To be sure, even before last Thursday’s murderous explosions in Madrid, Senator Kerry and his surrogates were denouncing the war in Iraq on the grounds that President Bush failed to get the U.N.’s permission for it and then was unable to turn the governance of the country post-Saddam over to the so-called “international community.” This theme has, however, received mantra-like repetition by the Democratic candidate and his echo chamber ever since the terrorists took down Spain’s government.
The good news is that the Bush administration has finally launched a powerful counterattack. Just about every senior national-security official from President Bush on down has suddenly been made available to explain the logic of removing Saddam Hussein from power as an indispensable part of the war on terror. They and key legislators (like Sen. Jon Kyl of Arizona, chairman of the Senate Republican Policy Committee) have at last gone on offense in response to the ceaseless, direct, and indirect attacks on the Bush team’s integrity as it made the case for draining the “swamp” that was Saddam’s terrorist-sponsoring, WMD-wielding Iraq.
Perhaps most importantly, President Bush and his advocates have directly challenged Senator Kerry, et.al., with respect to what may prove to be the most important foreign-policy issue of the 2004 campaign: John Kerry’s worldview that U.S. freedom of action around the world can safely and, indeed, as a practical matter must be subordinated to the U.N.’s superior judgment. In a powerful example of the assault now being inflicted on the Kerry record and candidacy, Vice President Cheney declared yesterday at the Ronald Reagan Presidential Library: “The United States will never seek a permission slip to defend the security of our country.”

____________________

Task requirements
Please copy word for word the part of the article on Kerry and the U.N. that opens with the words containing "The good news" and closes with "terrorist-sponsoring, WMD-wielding Iraq.". The material after this point is separate from the article.

Data excerpt
____________________

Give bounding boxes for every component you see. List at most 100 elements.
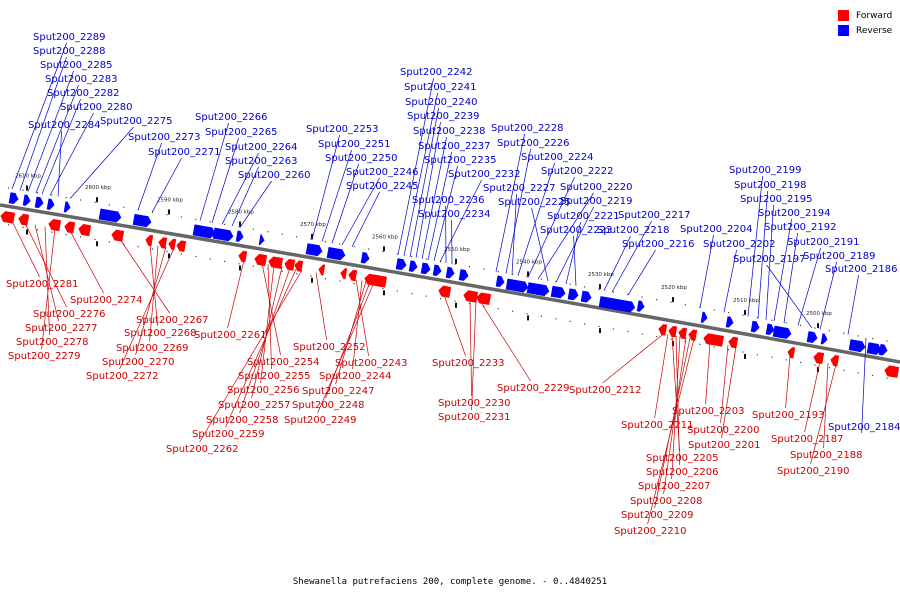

____________________

Output for this exercise
The good news is that the Bush administration has finally launched a powerful counterattack. Just about every senior national-security official from President Bush on down has suddenly been made available to explain the logic of removing Saddam Hussein from power as an indispensable part of the war on terror. They and key legislators (like Sen. Jon Kyl of Arizona, chairman of the Senate Republican Policy Committee) have at last gone on offense in response to the ceaseless, direct, and indirect attacks on the Bush team’s integrity as it made the case for draining the “swamp” that was Saddam’s terrorist-sponsoring, WMD-wielding Iraq.